* **TEXTO DE ESTUDIO**
■ ■ ■ ■ ■ ■ ■
Gobierno compra solo 26 viviendas para víctimas de la DANA

La brecha entre las promesas institucionales y la realidad sobre el terreno tras una catástrofe natural suele medirse en cifras de ejecución presupuestaria. En el caso de la DANA que devastó Valencia en 2024, los datos revelan una parálisis administrativa preocupante: el Gobierno central solo ha logrado invertir el 8% de los fondos destinados a la adquisición de viviendas para los damnificados, dejando un rastro de incertidumbre en las zonas más golpeadas.

Un presupuesto millonario con ejecución mínima

A pesar de contar con una partida inicial de 25 millones de euros diseñada para ofrecer soluciones habitacionales urgentes, la gestión estatal se ha cerrado con un gasto real de apenas 1,96 millones de euros. Esta diferencia abismal entre lo proyectado y lo ejecutado ha cristalizado en la compra de tan solo 26 viviendas en toda la provincia de Valencia, una cifra que resulta simbólica dada la magnitud del desastre que dejó a miles de personas en situación de vulnerabilidad.
■ ■ ■ ■ ■ ■ ■
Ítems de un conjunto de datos

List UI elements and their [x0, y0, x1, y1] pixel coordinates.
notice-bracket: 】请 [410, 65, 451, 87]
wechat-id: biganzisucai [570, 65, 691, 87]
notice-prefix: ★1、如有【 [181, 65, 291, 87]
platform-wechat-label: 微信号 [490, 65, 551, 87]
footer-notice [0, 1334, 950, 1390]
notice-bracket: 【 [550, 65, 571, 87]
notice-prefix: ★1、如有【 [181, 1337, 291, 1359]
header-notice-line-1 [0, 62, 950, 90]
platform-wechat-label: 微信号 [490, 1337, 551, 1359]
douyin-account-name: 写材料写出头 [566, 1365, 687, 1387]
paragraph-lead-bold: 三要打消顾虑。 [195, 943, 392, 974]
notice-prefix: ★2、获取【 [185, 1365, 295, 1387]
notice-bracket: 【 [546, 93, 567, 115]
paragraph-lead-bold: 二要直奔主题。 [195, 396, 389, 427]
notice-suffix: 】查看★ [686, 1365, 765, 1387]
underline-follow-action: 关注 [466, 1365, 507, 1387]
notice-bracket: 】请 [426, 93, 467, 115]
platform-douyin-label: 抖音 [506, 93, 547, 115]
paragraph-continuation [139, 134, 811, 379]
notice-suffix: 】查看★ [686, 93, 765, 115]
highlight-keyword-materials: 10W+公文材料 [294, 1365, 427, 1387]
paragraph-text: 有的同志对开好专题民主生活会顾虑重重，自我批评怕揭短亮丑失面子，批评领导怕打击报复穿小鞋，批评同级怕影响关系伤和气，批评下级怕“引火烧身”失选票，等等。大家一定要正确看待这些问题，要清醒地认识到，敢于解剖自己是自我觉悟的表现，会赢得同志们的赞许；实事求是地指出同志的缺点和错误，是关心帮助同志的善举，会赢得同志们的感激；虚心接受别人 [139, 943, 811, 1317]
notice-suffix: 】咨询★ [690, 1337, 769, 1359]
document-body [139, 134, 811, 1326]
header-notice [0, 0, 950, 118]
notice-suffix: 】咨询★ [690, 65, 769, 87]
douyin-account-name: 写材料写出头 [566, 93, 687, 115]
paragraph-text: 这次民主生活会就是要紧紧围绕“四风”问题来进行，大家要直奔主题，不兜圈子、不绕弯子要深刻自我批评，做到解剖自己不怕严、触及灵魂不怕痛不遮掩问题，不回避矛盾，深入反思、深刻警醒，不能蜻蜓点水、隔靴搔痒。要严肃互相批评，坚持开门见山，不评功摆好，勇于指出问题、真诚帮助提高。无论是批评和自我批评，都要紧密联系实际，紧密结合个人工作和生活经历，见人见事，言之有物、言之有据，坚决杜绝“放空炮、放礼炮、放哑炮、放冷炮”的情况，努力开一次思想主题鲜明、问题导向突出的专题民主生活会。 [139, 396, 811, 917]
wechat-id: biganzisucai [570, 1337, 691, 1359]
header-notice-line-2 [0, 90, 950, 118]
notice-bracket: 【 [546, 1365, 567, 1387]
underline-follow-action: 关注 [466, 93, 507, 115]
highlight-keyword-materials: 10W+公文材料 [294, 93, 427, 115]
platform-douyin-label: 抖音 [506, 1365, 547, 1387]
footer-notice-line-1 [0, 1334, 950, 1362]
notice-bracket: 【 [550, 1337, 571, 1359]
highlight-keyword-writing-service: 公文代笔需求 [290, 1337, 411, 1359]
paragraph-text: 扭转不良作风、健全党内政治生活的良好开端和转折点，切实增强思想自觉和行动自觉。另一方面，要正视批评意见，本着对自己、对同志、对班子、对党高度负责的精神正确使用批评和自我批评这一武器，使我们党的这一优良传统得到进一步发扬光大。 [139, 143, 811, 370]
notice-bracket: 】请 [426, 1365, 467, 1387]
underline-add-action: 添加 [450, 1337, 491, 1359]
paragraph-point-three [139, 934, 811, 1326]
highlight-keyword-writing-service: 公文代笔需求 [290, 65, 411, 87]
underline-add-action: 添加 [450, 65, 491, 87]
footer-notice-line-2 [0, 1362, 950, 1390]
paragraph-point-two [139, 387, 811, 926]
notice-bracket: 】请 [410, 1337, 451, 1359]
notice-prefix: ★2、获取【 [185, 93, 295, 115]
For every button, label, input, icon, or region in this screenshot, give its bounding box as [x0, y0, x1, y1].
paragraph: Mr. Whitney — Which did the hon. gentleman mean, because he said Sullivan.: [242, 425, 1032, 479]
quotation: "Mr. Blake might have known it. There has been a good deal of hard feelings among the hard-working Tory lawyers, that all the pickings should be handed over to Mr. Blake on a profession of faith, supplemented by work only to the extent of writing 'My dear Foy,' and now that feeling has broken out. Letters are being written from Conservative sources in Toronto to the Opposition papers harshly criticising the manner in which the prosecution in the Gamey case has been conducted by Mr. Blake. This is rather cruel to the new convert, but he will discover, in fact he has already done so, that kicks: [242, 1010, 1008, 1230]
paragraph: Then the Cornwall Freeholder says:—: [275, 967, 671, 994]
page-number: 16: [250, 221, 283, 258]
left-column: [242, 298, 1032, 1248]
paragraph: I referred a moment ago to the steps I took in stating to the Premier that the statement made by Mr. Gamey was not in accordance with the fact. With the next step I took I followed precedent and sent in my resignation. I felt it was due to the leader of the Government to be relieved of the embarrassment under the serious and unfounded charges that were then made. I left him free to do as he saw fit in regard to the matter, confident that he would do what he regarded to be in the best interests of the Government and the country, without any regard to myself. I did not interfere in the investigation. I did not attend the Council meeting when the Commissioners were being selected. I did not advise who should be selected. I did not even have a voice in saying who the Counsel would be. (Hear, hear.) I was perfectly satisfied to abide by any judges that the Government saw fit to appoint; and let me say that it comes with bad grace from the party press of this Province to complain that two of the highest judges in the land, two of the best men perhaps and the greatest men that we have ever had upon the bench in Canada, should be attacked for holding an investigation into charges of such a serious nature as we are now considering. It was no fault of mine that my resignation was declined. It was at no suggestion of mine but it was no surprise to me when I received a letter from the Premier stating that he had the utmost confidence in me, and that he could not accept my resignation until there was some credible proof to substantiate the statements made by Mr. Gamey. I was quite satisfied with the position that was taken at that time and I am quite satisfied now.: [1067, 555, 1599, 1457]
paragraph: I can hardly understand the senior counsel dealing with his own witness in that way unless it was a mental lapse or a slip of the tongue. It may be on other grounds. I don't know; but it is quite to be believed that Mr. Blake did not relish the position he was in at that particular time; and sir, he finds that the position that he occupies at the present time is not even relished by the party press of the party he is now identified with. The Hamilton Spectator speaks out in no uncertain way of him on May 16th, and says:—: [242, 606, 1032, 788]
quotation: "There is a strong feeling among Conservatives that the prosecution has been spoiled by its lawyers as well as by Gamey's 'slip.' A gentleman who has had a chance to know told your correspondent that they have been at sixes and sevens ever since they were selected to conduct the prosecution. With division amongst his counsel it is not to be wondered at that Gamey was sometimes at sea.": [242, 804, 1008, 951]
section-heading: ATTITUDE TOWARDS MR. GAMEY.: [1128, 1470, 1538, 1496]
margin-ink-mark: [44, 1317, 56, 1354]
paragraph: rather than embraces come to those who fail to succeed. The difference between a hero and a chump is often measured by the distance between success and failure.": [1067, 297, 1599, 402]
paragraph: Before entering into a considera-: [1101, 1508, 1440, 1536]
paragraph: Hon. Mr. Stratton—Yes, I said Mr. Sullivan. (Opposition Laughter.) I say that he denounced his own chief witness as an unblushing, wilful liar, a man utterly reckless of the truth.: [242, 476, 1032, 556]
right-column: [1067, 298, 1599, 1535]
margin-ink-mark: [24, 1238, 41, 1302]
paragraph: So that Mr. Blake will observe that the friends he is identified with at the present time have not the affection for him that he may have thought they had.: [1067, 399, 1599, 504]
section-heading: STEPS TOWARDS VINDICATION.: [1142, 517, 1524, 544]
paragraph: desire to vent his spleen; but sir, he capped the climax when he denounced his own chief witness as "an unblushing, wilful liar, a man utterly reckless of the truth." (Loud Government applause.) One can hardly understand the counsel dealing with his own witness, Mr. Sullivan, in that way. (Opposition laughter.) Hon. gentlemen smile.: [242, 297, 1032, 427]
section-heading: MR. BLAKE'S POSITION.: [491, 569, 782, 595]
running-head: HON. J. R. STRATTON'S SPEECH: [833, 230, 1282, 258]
■ ■ ■ ■ ■ ■ ■
* **TAREA**
Enumera todas las cifras escritas con dígitos que aparecen en la noticia sobre las viviendas para víctimas de la DANA. Anota solo una vez cada cifra, aunque aparezca repetida.

* **SOLUCIÓN**
- 26 (viviendas)
- 2024
- 8%
- 25 millones de euros
- 1,96 millones de euros